Exercise objective
Reproduce exactly, with no other output, every line of the data below from the line containing "Decode this image" to the end, inclusive.

Data excerpts
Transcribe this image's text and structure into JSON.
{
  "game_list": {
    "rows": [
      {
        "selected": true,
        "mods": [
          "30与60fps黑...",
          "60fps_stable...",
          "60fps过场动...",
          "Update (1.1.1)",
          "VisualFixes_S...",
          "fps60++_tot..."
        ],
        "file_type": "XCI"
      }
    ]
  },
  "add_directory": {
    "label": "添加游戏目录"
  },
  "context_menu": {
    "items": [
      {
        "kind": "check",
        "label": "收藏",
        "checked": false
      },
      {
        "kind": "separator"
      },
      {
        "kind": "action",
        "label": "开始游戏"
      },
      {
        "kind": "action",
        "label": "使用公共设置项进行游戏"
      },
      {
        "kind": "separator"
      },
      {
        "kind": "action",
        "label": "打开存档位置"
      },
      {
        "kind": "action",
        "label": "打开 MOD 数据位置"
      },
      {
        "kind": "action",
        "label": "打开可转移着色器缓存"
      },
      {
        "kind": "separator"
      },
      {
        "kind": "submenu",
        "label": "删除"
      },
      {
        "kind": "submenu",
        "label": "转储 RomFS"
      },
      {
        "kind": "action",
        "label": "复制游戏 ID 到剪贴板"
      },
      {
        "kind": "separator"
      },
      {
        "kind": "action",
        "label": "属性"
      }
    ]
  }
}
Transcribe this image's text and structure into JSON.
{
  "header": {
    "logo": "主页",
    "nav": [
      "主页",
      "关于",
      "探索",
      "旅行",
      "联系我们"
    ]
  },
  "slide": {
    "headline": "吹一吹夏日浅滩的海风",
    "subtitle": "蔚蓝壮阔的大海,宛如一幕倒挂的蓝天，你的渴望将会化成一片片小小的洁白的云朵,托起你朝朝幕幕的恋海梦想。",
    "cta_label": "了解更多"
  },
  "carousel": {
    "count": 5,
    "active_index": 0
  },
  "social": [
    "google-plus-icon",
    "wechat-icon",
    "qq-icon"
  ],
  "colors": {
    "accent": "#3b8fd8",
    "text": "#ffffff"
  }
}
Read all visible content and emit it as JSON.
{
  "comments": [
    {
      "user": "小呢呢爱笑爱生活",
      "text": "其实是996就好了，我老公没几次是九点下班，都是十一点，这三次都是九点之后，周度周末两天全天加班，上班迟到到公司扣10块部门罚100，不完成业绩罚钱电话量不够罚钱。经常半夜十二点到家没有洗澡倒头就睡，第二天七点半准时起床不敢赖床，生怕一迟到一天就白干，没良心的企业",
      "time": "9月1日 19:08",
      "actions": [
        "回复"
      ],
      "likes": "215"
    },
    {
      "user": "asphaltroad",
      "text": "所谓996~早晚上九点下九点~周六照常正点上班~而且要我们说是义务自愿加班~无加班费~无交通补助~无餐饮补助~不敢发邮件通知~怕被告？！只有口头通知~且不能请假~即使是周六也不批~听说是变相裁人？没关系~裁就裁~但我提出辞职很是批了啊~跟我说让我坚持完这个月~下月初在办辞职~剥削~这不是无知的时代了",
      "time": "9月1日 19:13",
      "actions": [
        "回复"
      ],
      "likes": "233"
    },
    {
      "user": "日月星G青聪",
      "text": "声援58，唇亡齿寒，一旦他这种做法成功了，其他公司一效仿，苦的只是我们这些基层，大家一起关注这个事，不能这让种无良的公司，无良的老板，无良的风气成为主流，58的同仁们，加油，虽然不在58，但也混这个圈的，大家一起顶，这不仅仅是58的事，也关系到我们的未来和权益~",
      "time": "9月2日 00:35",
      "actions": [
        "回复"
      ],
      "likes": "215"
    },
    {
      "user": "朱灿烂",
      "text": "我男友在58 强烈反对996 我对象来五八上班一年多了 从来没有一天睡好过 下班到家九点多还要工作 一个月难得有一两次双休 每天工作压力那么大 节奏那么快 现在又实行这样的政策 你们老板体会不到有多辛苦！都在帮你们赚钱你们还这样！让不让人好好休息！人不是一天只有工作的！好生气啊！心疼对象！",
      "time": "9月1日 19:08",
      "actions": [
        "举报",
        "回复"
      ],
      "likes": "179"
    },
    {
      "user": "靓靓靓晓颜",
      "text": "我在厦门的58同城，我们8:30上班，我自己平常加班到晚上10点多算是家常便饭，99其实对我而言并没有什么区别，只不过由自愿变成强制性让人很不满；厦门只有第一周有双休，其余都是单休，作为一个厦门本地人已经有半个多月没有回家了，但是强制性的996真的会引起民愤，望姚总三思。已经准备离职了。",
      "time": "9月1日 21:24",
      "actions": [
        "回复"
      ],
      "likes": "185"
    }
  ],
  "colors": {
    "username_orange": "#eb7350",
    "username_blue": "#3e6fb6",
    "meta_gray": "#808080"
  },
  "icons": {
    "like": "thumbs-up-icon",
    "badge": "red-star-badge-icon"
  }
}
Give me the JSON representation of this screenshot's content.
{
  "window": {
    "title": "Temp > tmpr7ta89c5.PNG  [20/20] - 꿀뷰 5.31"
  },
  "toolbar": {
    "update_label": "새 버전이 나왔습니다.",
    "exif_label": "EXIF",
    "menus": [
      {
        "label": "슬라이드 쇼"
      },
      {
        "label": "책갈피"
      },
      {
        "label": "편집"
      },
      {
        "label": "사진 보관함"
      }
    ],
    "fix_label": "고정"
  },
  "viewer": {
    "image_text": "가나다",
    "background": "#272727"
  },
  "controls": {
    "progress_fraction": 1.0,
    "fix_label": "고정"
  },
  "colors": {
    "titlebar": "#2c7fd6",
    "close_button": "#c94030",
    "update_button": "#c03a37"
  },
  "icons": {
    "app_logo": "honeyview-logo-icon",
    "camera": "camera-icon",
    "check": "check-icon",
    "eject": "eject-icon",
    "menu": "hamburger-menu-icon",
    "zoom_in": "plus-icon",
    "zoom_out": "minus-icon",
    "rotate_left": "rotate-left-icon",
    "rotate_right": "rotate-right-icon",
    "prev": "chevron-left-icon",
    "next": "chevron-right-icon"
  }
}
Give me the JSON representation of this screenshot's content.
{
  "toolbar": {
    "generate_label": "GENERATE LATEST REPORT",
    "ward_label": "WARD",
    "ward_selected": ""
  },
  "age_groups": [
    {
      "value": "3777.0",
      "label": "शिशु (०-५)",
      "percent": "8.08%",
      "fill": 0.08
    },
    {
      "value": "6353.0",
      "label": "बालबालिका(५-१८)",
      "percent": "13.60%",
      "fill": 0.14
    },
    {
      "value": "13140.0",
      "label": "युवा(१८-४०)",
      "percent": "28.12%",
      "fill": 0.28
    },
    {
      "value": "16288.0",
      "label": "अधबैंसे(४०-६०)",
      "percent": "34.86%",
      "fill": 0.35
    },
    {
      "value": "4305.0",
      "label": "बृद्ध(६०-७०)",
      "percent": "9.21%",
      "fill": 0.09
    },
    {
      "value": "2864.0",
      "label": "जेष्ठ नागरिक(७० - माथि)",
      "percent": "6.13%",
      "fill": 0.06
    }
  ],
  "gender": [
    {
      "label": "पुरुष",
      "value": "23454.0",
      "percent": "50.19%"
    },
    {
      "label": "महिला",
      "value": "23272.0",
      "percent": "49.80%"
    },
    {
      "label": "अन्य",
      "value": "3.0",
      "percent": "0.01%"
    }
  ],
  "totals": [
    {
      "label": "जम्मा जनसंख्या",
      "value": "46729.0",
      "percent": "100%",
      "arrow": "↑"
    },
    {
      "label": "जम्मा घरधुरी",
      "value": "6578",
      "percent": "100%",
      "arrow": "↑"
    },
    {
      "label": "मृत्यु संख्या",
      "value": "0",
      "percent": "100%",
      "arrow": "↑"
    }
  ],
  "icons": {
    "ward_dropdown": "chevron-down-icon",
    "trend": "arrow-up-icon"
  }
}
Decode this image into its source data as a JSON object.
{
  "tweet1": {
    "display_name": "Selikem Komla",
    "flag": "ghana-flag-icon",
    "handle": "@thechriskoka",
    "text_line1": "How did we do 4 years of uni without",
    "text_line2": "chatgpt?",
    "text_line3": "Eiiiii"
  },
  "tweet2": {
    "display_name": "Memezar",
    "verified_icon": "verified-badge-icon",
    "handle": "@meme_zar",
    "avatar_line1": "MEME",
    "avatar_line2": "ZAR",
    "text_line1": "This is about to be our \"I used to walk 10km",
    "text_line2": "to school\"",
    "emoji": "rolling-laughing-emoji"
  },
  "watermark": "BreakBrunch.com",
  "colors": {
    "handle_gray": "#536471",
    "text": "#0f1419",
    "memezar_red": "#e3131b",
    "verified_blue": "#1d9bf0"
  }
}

Solution to this task
Decode this image into its source data as a JSON object.
{
  "tweet1": {
    "display_name": "Selikem Komla",
    "flag": "ghana-flag-icon",
    "handle": "@thechriskoka",
    "text_line1": "How did we do 4 years of uni without",
    "text_line2": "chatgpt?",
    "text_line3": "Eiiiii"
  },
  "tweet2": {
    "display_name": "Memezar",
    "verified_icon": "verified-badge-icon",
    "handle": "@meme_zar",
    "avatar_line1": "MEME",
    "avatar_line2": "ZAR",
    "text_line1": "This is about to be our \"I used to walk 10km",
    "text_line2": "to school\"",
    "emoji": "rolling-laughing-emoji"
  },
  "watermark": "BreakBrunch.com",
  "colors": {
    "handle_gray": "#536471",
    "text": "#0f1419",
    "memezar_red": "#e3131b",
    "verified_blue": "#1d9bf0"
  }
}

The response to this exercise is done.